_What the task asks_
Write out each line beneath this one exactly as it reads.

Data listing:

>> Begin

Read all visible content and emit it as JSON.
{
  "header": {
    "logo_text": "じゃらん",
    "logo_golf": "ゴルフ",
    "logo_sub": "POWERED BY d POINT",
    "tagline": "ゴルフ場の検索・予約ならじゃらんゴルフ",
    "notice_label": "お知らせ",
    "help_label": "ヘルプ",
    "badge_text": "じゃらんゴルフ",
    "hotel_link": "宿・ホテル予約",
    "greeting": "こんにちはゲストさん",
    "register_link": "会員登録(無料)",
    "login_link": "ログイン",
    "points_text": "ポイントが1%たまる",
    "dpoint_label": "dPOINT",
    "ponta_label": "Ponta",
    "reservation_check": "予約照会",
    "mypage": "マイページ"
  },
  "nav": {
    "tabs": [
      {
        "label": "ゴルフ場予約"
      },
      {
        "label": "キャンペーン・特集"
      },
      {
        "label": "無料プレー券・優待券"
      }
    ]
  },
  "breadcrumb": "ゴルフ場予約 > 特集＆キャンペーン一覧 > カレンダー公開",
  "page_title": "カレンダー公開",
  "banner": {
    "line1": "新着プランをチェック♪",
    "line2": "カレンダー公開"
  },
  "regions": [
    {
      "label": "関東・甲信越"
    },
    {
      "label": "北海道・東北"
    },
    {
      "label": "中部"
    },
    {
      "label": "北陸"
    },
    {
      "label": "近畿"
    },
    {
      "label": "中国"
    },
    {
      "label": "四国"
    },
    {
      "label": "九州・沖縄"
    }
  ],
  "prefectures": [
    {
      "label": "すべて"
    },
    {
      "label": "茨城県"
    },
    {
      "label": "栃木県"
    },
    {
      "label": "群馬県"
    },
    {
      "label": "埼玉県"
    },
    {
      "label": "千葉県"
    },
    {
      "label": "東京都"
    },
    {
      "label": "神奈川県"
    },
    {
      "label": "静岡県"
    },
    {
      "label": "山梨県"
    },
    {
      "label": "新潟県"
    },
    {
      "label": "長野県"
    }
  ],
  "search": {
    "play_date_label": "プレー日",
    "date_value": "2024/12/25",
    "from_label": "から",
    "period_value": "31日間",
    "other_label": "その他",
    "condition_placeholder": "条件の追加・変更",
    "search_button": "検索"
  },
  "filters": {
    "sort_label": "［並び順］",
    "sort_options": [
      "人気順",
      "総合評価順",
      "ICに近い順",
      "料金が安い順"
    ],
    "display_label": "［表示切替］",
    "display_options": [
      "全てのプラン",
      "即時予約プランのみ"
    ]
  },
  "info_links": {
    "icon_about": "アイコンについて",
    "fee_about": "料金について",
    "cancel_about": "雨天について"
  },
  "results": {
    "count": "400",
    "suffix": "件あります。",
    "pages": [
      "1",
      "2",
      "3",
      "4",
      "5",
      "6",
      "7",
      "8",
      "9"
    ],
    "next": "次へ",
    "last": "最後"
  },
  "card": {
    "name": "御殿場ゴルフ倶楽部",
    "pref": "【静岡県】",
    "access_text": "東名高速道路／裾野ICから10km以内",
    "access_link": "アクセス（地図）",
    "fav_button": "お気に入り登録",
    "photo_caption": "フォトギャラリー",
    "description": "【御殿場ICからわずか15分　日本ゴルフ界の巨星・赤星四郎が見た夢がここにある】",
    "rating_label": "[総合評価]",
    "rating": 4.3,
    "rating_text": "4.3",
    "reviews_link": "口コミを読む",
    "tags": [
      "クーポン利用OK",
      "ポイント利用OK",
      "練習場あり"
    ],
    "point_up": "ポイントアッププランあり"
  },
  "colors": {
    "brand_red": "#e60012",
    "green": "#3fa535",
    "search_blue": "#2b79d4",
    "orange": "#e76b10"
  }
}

>> End

_Exercise answer_
Read all visible content and emit it as JSON.
{
  "header": {
    "logo_text": "じゃらん",
    "logo_golf": "ゴルフ",
    "logo_sub": "POWERED BY d POINT",
    "tagline": "ゴルフ場の検索・予約ならじゃらんゴルフ",
    "notice_label": "お知らせ",
    "help_label": "ヘルプ",
    "badge_text": "じゃらんゴルフ",
    "hotel_link": "宿・ホテル予約",
    "greeting": "こんにちはゲストさん",
    "register_link": "会員登録(無料)",
    "login_link": "ログイン",
    "points_text": "ポイントが1%たまる",
    "dpoint_label": "dPOINT",
    "ponta_label": "Ponta",
    "reservation_check": "予約照会",
    "mypage": "マイページ"
  },
  "nav": {
    "tabs": [
      {
        "label": "ゴルフ場予約"
      },
      {
        "label": "キャンペーン・特集"
      },
      {
        "label": "無料プレー券・優待券"
      }
    ]
  },
  "breadcrumb": "ゴルフ場予約 > 特集＆キャンペーン一覧 > カレンダー公開",
  "page_title": "カレンダー公開",
  "banner": {
    "line1": "新着プランをチェック♪",
    "line2": "カレンダー公開"
  },
  "regions": [
    {
      "label": "関東・甲信越"
    },
    {
      "label": "北海道・東北"
    },
    {
      "label": "中部"
    },
    {
      "label": "北陸"
    },
    {
      "label": "近畿"
    },
    {
      "label": "中国"
    },
    {
      "label": "四国"
    },
    {
      "label": "九州・沖縄"
    }
  ],
  "prefectures": [
    {
      "label": "すべて"
    },
    {
      "label": "茨城県"
    },
    {
      "label": "栃木県"
    },
    {
      "label": "群馬県"
    },
    {
      "label": "埼玉県"
    },
    {
      "label": "千葉県"
    },
    {
      "label": "東京都"
    },
    {
      "label": "神奈川県"
    },
    {
      "label": "静岡県"
    },
    {
      "label": "山梨県"
    },
    {
      "label": "新潟県"
    },
    {
      "label": "長野県"
    }
  ],
  "search": {
    "play_date_label": "プレー日",
    "date_value": "2024/12/25",
    "from_label": "から",
    "period_value": "31日間",
    "other_label": "その他",
    "condition_placeholder": "条件の追加・変更",
    "search_button": "検索"
  },
  "filters": {
    "sort_label": "［並び順］",
    "sort_options": [
      "人気順",
      "総合評価順",
      "ICに近い順",
      "料金が安い順"
    ],
    "display_label": "［表示切替］",
    "display_options": [
      "全てのプラン",
      "即時予約プランのみ"
    ]
  },
  "info_links": {
    "icon_about": "アイコンについて",
    "fee_about": "料金について",
    "cancel_about": "雨天について"
  },
  "results": {
    "count": "400",
    "suffix": "件あります。",
    "pages": [
      "1",
      "2",
      "3",
      "4",
      "5",
      "6",
      "7",
      "8",
      "9"
    ],
    "next": "次へ",
    "last": "最後"
  },
  "card": {
    "name": "御殿場ゴルフ倶楽部",
    "pref": "【静岡県】",
    "access_text": "東名高速道路／裾野ICから10km以内",
    "access_link": "アクセス（地図）",
    "fav_button": "お気に入り登録",
    "photo_caption": "フォトギャラリー",
    "description": "【御殿場ICからわずか15分　日本ゴルフ界の巨星・赤星四郎が見た夢がここにある】",
    "rating_label": "[総合評価]",
    "rating": 4.3,
    "rating_text": "4.3",
    "reviews_link": "口コミを読む",
    "tags": [
      "クーポン利用OK",
      "ポイント利用OK",
      "練習場あり"
    ],
    "point_up": "ポイントアッププランあり"
  },
  "colors": {
    "brand_red": "#e60012",
    "green": "#3fa535",
    "search_blue": "#2b79d4",
    "orange": "#e76b10"
  }
}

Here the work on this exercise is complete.